Some records:
::::::
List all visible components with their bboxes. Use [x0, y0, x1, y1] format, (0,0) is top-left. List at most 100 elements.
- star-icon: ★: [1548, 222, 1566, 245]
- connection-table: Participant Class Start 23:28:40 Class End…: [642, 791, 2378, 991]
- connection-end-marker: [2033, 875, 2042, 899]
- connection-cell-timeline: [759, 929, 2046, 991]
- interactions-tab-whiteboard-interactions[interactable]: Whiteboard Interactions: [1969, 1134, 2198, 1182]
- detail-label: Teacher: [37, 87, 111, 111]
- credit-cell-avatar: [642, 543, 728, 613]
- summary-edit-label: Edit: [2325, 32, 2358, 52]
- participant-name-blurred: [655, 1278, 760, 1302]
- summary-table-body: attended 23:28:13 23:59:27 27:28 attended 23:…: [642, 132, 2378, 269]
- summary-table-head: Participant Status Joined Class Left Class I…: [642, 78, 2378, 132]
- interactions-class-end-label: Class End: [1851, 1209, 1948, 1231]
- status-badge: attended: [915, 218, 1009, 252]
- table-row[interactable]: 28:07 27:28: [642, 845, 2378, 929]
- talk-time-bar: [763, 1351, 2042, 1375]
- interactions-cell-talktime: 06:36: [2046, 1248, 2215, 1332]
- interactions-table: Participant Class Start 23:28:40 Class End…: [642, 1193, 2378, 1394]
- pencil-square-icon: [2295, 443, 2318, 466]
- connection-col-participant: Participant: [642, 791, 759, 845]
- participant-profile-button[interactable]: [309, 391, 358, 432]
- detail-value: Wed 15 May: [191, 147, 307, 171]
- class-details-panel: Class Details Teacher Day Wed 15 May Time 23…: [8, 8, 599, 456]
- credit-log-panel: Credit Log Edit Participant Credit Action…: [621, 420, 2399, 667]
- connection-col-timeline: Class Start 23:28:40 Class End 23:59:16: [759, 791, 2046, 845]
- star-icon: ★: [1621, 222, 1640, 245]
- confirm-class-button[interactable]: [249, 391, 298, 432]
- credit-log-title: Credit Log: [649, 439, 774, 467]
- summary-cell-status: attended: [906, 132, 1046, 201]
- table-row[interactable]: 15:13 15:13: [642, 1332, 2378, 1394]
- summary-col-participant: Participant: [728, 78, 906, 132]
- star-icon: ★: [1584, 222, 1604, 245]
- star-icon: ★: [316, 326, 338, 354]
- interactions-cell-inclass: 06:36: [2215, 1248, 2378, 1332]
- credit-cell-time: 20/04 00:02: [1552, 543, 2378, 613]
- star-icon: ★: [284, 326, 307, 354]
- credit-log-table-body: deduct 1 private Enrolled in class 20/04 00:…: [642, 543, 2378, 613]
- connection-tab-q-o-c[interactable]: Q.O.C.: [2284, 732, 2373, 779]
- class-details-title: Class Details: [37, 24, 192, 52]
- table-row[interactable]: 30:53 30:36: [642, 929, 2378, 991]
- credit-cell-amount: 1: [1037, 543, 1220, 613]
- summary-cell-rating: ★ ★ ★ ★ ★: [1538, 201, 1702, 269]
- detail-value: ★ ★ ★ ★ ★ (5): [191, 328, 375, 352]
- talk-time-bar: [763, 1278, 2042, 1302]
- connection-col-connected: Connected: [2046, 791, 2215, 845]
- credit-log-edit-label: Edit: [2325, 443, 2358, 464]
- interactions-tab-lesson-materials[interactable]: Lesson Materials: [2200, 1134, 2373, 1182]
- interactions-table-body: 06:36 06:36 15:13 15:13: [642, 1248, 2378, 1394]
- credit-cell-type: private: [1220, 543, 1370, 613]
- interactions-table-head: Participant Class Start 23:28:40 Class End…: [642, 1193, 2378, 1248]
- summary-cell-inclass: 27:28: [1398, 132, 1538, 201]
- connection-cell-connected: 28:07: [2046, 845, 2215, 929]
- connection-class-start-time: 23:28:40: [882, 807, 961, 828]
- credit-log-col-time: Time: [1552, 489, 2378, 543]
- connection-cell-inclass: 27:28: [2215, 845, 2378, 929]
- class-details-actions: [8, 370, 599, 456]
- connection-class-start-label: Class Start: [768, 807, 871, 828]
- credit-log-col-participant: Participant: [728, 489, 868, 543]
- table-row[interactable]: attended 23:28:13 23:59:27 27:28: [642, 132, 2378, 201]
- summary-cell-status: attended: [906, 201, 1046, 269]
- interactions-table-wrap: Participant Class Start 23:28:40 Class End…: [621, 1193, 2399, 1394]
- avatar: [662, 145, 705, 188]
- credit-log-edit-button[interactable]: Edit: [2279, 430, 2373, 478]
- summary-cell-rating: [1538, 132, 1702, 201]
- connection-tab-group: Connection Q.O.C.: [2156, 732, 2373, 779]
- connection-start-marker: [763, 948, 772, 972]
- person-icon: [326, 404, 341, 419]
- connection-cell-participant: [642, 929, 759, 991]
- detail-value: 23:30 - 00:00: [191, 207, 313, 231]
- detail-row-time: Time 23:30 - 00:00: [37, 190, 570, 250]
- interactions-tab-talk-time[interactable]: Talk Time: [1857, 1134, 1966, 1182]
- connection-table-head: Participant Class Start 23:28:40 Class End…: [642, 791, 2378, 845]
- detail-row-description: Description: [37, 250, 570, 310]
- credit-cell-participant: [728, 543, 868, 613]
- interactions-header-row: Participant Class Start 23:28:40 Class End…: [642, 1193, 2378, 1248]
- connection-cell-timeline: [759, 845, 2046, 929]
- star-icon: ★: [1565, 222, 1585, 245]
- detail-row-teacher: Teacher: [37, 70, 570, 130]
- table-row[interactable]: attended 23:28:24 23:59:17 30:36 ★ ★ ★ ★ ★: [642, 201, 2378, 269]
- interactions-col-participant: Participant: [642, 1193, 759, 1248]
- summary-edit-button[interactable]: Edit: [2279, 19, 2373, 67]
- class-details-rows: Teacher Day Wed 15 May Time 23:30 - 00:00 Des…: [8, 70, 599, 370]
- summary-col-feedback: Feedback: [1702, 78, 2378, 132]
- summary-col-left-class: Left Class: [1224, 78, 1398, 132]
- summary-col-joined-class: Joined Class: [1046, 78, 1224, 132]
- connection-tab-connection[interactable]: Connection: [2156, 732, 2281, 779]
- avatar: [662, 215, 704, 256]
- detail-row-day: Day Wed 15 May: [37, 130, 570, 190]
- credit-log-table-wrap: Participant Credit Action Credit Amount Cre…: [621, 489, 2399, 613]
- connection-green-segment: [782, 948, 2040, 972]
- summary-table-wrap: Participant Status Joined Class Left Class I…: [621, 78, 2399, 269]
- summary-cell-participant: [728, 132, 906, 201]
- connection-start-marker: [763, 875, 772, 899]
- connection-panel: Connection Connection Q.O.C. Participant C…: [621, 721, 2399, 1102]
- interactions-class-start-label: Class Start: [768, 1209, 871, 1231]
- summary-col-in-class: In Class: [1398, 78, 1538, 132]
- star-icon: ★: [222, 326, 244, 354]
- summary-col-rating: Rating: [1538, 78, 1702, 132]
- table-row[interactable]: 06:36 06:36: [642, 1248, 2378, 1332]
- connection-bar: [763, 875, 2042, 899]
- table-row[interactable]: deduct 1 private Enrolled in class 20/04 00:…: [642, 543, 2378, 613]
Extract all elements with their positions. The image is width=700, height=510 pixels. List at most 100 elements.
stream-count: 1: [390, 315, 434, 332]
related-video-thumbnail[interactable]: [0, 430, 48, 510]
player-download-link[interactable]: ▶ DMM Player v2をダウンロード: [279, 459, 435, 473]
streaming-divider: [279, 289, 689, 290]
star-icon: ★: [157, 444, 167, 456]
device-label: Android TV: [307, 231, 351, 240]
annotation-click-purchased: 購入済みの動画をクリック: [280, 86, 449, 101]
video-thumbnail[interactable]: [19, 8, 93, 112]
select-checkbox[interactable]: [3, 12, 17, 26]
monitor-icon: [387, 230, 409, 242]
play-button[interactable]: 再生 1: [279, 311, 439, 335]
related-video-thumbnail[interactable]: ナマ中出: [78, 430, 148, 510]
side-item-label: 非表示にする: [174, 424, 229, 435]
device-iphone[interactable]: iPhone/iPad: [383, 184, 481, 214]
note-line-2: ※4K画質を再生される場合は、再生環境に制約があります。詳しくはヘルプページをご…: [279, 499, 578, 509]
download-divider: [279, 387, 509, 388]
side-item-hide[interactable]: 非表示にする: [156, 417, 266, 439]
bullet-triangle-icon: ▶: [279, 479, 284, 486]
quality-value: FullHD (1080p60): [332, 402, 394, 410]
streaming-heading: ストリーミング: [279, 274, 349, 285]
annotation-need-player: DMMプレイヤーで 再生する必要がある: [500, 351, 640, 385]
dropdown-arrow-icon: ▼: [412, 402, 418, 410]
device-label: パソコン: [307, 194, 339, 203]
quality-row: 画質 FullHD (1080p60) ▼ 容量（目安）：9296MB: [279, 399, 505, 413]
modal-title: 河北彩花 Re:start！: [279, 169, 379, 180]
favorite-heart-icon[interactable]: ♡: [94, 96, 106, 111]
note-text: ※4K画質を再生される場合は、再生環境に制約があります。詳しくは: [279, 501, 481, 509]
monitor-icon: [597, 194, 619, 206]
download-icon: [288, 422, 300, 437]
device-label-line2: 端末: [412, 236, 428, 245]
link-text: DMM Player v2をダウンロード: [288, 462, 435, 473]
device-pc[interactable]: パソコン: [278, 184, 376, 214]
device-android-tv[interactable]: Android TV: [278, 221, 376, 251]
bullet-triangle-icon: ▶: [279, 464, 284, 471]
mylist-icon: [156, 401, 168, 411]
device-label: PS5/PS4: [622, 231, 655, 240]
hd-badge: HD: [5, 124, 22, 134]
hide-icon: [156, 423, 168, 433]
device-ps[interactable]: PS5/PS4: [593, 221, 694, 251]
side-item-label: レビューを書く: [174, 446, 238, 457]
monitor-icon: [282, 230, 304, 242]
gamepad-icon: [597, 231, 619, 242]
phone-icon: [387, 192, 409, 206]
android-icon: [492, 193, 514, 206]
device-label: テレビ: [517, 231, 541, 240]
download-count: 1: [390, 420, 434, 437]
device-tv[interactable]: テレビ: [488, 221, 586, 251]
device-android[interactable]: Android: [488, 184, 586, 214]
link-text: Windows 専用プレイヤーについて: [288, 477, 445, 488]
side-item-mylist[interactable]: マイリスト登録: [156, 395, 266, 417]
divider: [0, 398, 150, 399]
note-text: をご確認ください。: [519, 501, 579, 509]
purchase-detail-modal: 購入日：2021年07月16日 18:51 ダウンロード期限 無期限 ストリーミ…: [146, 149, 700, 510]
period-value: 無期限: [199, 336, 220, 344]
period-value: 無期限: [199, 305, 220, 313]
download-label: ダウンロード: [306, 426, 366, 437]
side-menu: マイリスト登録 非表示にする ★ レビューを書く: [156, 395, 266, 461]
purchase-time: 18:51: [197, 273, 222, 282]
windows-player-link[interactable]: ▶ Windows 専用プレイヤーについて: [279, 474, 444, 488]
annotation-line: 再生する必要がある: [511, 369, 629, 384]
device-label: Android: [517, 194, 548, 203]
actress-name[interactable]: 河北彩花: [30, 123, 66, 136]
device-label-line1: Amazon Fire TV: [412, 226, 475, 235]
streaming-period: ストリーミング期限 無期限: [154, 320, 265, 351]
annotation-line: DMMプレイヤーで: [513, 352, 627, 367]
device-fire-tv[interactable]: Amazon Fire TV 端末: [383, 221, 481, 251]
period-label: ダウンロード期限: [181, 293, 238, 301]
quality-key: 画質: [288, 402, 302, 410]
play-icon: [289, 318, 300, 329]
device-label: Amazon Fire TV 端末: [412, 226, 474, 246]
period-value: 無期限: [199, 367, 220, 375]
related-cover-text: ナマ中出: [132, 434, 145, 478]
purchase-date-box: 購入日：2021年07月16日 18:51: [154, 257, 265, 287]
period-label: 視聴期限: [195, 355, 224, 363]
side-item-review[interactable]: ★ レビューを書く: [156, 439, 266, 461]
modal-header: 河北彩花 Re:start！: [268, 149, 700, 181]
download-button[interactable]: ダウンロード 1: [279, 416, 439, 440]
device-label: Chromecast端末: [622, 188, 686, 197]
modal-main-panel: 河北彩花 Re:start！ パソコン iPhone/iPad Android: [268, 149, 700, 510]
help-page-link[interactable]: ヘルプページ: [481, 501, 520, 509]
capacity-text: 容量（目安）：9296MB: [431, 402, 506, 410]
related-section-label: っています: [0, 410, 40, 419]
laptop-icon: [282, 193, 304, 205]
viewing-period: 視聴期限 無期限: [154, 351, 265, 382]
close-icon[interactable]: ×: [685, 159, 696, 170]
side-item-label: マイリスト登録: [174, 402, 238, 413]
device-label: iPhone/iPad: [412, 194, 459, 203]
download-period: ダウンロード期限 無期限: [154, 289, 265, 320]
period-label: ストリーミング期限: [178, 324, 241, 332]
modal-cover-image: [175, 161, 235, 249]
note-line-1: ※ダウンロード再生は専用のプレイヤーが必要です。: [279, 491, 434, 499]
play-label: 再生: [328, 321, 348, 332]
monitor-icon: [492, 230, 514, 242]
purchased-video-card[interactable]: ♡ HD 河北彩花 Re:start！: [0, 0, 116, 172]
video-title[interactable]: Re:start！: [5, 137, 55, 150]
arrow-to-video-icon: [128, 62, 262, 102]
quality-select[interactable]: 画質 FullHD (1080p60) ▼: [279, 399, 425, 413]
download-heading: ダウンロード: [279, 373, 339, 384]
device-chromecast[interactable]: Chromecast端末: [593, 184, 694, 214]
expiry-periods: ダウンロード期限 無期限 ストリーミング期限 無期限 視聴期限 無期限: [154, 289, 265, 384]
::::::
→ PROBLEM
Select every line of the listing that contains the string "専用プレイヤーについて". Case counts.

→ RESPONSE TO THE EXERCISE
link-text: Windows 専用プレイヤーについて: [288, 477, 445, 488]
windows-player-link[interactable]: ▶ Windows 専用プレイヤーについて: [279, 474, 444, 488]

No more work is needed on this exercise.